__What you will do__.
Every line below must be reproduced exactly. Copy them all.

__Records to use__.
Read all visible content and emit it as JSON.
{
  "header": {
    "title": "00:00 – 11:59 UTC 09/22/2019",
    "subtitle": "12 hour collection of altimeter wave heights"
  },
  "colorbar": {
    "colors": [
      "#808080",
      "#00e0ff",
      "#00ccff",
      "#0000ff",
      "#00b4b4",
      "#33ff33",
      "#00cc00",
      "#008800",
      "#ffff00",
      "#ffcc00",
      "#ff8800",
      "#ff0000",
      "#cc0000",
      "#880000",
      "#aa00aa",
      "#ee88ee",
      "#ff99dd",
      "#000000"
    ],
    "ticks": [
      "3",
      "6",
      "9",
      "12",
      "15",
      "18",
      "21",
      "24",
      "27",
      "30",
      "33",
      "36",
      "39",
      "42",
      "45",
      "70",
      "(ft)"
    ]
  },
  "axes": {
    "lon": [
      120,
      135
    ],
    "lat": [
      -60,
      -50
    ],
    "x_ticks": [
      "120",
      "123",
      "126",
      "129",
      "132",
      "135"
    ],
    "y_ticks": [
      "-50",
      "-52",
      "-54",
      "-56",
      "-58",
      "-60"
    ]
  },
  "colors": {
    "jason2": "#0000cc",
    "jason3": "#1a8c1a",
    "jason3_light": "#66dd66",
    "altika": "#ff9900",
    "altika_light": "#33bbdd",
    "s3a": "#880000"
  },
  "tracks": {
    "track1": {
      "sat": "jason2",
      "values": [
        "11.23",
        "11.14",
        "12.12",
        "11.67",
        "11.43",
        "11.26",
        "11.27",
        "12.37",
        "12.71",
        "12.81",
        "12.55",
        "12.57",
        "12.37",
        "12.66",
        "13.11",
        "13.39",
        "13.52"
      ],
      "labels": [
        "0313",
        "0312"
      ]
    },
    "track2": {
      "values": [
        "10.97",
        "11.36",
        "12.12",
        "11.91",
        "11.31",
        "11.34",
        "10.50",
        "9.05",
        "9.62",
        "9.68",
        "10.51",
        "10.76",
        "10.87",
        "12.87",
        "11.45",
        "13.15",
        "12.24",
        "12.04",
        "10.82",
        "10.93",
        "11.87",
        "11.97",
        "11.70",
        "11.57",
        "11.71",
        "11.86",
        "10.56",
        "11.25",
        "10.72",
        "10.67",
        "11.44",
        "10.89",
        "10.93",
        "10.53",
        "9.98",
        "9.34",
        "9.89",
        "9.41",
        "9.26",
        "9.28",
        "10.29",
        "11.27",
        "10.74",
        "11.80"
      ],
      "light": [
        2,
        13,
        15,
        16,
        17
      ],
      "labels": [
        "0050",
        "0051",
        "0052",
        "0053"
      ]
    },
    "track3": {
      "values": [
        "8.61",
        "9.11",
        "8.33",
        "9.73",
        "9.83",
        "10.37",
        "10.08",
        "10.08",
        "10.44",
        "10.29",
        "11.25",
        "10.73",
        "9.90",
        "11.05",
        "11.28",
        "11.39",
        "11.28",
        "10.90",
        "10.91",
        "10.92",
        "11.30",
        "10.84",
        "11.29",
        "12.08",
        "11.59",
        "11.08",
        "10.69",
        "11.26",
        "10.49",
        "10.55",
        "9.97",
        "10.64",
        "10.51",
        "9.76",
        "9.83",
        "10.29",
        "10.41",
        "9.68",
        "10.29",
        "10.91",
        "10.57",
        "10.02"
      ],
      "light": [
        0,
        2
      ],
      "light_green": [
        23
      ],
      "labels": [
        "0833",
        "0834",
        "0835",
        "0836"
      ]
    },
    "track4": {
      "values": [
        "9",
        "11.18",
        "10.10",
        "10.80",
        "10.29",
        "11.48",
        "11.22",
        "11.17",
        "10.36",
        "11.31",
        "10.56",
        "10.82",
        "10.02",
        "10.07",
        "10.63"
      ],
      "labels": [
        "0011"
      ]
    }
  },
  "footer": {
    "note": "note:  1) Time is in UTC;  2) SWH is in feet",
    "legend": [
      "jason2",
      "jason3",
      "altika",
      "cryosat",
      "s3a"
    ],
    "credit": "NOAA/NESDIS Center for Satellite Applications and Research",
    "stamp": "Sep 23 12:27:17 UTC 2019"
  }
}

__Result__.
Read all visible content and emit it as JSON.
{
  "header": {
    "title": "00:00 – 11:59 UTC 09/22/2019",
    "subtitle": "12 hour collection of altimeter wave heights"
  },
  "colorbar": {
    "colors": [
      "#808080",
      "#00e0ff",
      "#00ccff",
      "#0000ff",
      "#00b4b4",
      "#33ff33",
      "#00cc00",
      "#008800",
      "#ffff00",
      "#ffcc00",
      "#ff8800",
      "#ff0000",
      "#cc0000",
      "#880000",
      "#aa00aa",
      "#ee88ee",
      "#ff99dd",
      "#000000"
    ],
    "ticks": [
      "3",
      "6",
      "9",
      "12",
      "15",
      "18",
      "21",
      "24",
      "27",
      "30",
      "33",
      "36",
      "39",
      "42",
      "45",
      "70",
      "(ft)"
    ]
  },
  "axes": {
    "lon": [
      120,
      135
    ],
    "lat": [
      -60,
      -50
    ],
    "x_ticks": [
      "120",
      "123",
      "126",
      "129",
      "132",
      "135"
    ],
    "y_ticks": [
      "-50",
      "-52",
      "-54",
      "-56",
      "-58",
      "-60"
    ]
  },
  "colors": {
    "jason2": "#0000cc",
    "jason3": "#1a8c1a",
    "jason3_light": "#66dd66",
    "altika": "#ff9900",
    "altika_light": "#33bbdd",
    "s3a": "#880000"
  },
  "tracks": {
    "track1": {
      "sat": "jason2",
      "values": [
        "11.23",
        "11.14",
        "12.12",
        "11.67",
        "11.43",
        "11.26",
        "11.27",
        "12.37",
        "12.71",
        "12.81",
        "12.55",
        "12.57",
        "12.37",
        "12.66",
        "13.11",
        "13.39",
        "13.52"
      ],
      "labels": [
        "0313",
        "0312"
      ]
    },
    "track2": {
      "values": [
        "10.97",
        "11.36",
        "12.12",
        "11.91",
        "11.31",
        "11.34",
        "10.50",
        "9.05",
        "9.62",
        "9.68",
        "10.51",
        "10.76",
        "10.87",
        "12.87",
        "11.45",
        "13.15",
        "12.24",
        "12.04",
        "10.82",
        "10.93",
        "11.87",
        "11.97",
        "11.70",
        "11.57",
        "11.71",
        "11.86",
        "10.56",
        "11.25",
        "10.72",
        "10.67",
        "11.44",
        "10.89",
        "10.93",
        "10.53",
        "9.98",
        "9.34",
        "9.89",
        "9.41",
        "9.26",
        "9.28",
        "10.29",
        "11.27",
        "10.74",
        "11.80"
      ],
      "light": [
        2,
        13,
        15,
        16,
        17
      ],
      "labels": [
        "0050",
        "0051",
        "0052",
        "0053"
      ]
    },
    "track3": {
      "values": [
        "8.61",
        "9.11",
        "8.33",
        "9.73",
        "9.83",
        "10.37",
        "10.08",
        "10.08",
        "10.44",
        "10.29",
        "11.25",
        "10.73",
        "9.90",
        "11.05",
        "11.28",
        "11.39",
        "11.28",
        "10.90",
        "10.91",
        "10.92",
        "11.30",
        "10.84",
        "11.29",
        "12.08",
        "11.59",
        "11.08",
        "10.69",
        "11.26",
        "10.49",
        "10.55",
        "9.97",
        "10.64",
        "10.51",
        "9.76",
        "9.83",
        "10.29",
        "10.41",
        "9.68",
        "10.29",
        "10.91",
        "10.57",
        "10.02"
      ],
      "light": [
        0,
        2
      ],
      "light_green": [
        23
      ],
      "labels": [
        "0833",
        "0834",
        "0835",
        "0836"
      ]
    },
    "track4": {
      "values": [
        "9",
        "11.18",
        "10.10",
        "10.80",
        "10.29",
        "11.48",
        "11.22",
        "11.17",
        "10.36",
        "11.31",
        "10.56",
        "10.82",
        "10.02",
        "10.07",
        "10.63"
      ],
      "labels": [
        "0011"
      ]
    }
  },
  "footer": {
    "note": "note:  1) Time is in UTC;  2) SWH is in feet",
    "legend": [
      "jason2",
      "jason3",
      "altika",
      "cryosat",
      "s3a"
    ],
    "credit": "NOAA/NESDIS Center for Satellite Applications and Research",
    "stamp": "Sep 23 12:27:17 UTC 2019"
  }
}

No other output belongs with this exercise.